(Dataset entries)
*****
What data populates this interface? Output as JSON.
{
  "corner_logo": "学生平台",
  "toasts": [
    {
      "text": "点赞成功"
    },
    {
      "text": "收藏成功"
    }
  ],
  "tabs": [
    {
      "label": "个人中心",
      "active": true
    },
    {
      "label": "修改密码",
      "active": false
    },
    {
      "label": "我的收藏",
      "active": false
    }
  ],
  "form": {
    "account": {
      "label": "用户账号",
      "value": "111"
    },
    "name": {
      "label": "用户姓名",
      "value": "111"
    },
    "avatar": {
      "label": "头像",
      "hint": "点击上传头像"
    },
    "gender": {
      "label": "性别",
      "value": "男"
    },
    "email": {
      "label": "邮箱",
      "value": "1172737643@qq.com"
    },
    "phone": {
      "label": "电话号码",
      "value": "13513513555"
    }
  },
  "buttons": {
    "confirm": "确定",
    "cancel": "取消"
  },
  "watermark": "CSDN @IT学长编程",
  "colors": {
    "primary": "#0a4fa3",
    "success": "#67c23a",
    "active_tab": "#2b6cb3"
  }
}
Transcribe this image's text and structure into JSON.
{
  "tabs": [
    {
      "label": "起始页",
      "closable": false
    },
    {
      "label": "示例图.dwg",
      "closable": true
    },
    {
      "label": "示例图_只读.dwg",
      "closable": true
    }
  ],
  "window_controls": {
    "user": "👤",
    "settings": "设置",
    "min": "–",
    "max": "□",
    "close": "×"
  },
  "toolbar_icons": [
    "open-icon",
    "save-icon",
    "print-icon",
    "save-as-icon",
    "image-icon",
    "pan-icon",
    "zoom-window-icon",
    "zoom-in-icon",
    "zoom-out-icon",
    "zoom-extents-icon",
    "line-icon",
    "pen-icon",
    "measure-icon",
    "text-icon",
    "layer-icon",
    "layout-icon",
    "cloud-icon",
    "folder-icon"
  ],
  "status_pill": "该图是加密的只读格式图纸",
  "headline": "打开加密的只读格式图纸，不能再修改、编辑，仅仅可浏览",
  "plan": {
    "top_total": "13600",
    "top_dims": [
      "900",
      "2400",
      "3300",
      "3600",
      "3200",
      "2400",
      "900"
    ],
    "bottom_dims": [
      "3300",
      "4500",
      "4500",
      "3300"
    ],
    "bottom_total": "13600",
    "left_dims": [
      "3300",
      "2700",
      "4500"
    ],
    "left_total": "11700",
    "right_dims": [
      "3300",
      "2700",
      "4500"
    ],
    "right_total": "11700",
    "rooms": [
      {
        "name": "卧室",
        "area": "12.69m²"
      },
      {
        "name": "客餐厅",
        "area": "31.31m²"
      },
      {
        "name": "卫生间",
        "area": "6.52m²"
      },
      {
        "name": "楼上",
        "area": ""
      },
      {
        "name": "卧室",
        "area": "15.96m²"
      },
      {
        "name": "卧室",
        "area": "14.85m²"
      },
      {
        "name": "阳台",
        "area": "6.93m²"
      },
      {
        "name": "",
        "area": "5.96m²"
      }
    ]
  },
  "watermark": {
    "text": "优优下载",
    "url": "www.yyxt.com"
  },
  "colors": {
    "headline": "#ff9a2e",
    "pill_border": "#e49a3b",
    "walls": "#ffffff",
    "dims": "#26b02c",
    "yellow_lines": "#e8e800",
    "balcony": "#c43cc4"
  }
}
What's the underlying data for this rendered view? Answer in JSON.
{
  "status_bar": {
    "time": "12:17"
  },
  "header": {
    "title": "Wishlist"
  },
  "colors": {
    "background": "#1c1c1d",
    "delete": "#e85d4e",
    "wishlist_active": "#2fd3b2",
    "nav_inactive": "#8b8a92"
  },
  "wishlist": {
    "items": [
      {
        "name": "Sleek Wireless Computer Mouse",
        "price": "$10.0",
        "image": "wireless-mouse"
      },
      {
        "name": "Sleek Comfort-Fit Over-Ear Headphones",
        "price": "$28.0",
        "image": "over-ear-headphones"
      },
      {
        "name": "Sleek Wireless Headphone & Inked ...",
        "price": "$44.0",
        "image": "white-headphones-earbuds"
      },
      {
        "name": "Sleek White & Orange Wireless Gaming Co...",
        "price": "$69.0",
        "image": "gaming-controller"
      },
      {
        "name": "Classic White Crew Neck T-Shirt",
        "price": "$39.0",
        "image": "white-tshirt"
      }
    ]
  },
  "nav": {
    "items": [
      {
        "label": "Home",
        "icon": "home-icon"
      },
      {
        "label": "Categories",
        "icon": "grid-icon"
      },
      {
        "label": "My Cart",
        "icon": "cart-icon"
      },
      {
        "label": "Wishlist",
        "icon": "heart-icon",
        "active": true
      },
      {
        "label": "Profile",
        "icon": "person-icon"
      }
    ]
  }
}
*****
**Aim of the exercise:** Please repeat all the records above exactly as they appear.

**Finished task:**
What data populates this interface? Output as JSON.
{
  "corner_logo": "学生平台",
  "toasts": [
    {
      "text": "点赞成功"
    },
    {
      "text": "收藏成功"
    }
  ],
  "tabs": [
    {
      "label": "个人中心",
      "active": true
    },
    {
      "label": "修改密码",
      "active": false
    },
    {
      "label": "我的收藏",
      "active": false
    }
  ],
  "form": {
    "account": {
      "label": "用户账号",
      "value": "111"
    },
    "name": {
      "label": "用户姓名",
      "value": "111"
    },
    "avatar": {
      "label": "头像",
      "hint": "点击上传头像"
    },
    "gender": {
      "label": "性别",
      "value": "男"
    },
    "email": {
      "label": "邮箱",
      "value": "1172737643@qq.com"
    },
    "phone": {
      "label": "电话号码",
      "value": "13513513555"
    }
  },
  "buttons": {
    "confirm": "确定",
    "cancel": "取消"
  },
  "watermark": "CSDN @IT学长编程",
  "colors": {
    "primary": "#0a4fa3",
    "success": "#67c23a",
    "active_tab": "#2b6cb3"
  }
}
Transcribe this image's text and structure into JSON.
{
  "tabs": [
    {
      "label": "起始页",
      "closable": false
    },
    {
      "label": "示例图.dwg",
      "closable": true
    },
    {
      "label": "示例图_只读.dwg",
      "closable": true
    }
  ],
  "window_controls": {
    "user": "👤",
    "settings": "设置",
    "min": "–",
    "max": "□",
    "close": "×"
  },
  "toolbar_icons": [
    "open-icon",
    "save-icon",
    "print-icon",
    "save-as-icon",
    "image-icon",
    "pan-icon",
    "zoom-window-icon",
    "zoom-in-icon",
    "zoom-out-icon",
    "zoom-extents-icon",
    "line-icon",
    "pen-icon",
    "measure-icon",
    "text-icon",
    "layer-icon",
    "layout-icon",
    "cloud-icon",
    "folder-icon"
  ],
  "status_pill": "该图是加密的只读格式图纸",
  "headline": "打开加密的只读格式图纸，不能再修改、编辑，仅仅可浏览",
  "plan": {
    "top_total": "13600",
    "top_dims": [
      "900",
      "2400",
      "3300",
      "3600",
      "3200",
      "2400",
      "900"
    ],
    "bottom_dims": [
      "3300",
      "4500",
      "4500",
      "3300"
    ],
    "bottom_total": "13600",
    "left_dims": [
      "3300",
      "2700",
      "4500"
    ],
    "left_total": "11700",
    "right_dims": [
      "3300",
      "2700",
      "4500"
    ],
    "right_total": "11700",
    "rooms": [
      {
        "name": "卧室",
        "area": "12.69m²"
      },
      {
        "name": "客餐厅",
        "area": "31.31m²"
      },
      {
        "name": "卫生间",
        "area": "6.52m²"
      },
      {
        "name": "楼上",
        "area": ""
      },
      {
        "name": "卧室",
        "area": "15.96m²"
      },
      {
        "name": "卧室",
        "area": "14.85m²"
      },
      {
        "name": "阳台",
        "area": "6.93m²"
      },
      {
        "name": "",
        "area": "5.96m²"
      }
    ]
  },
  "watermark": {
    "text": "优优下载",
    "url": "www.yyxt.com"
  },
  "colors": {
    "headline": "#ff9a2e",
    "pill_border": "#e49a3b",
    "walls": "#ffffff",
    "dims": "#26b02c",
    "yellow_lines": "#e8e800",
    "balcony": "#c43cc4"
  }
}
What's the underlying data for this rendered view? Answer in JSON.
{
  "status_bar": {
    "time": "12:17"
  },
  "header": {
    "title": "Wishlist"
  },
  "colors": {
    "background": "#1c1c1d",
    "delete": "#e85d4e",
    "wishlist_active": "#2fd3b2",
    "nav_inactive": "#8b8a92"
  },
  "wishlist": {
    "items": [
      {
        "name": "Sleek Wireless Computer Mouse",
        "price": "$10.0",
        "image": "wireless-mouse"
      },
      {
        "name": "Sleek Comfort-Fit Over-Ear Headphones",
        "price": "$28.0",
        "image": "over-ear-headphones"
      },
      {
        "name": "Sleek Wireless Headphone & Inked ...",
        "price": "$44.0",
        "image": "white-headphones-earbuds"
      },
      {
        "name": "Sleek White & Orange Wireless Gaming Co...",
        "price": "$69.0",
        "image": "gaming-controller"
      },
      {
        "name": "Classic White Crew Neck T-Shirt",
        "price": "$39.0",
        "image": "white-tshirt"
      }
    ]
  },
  "nav": {
    "items": [
      {
        "label": "Home",
        "icon": "home-icon"
      },
      {
        "label": "Categories",
        "icon": "grid-icon"
      },
      {
        "label": "My Cart",
        "icon": "cart-icon"
      },
      {
        "label": "Wishlist",
        "icon": "heart-icon",
        "active": true
      },
      {
        "label": "Profile",
        "icon": "person-icon"
      }
    ]
  }
}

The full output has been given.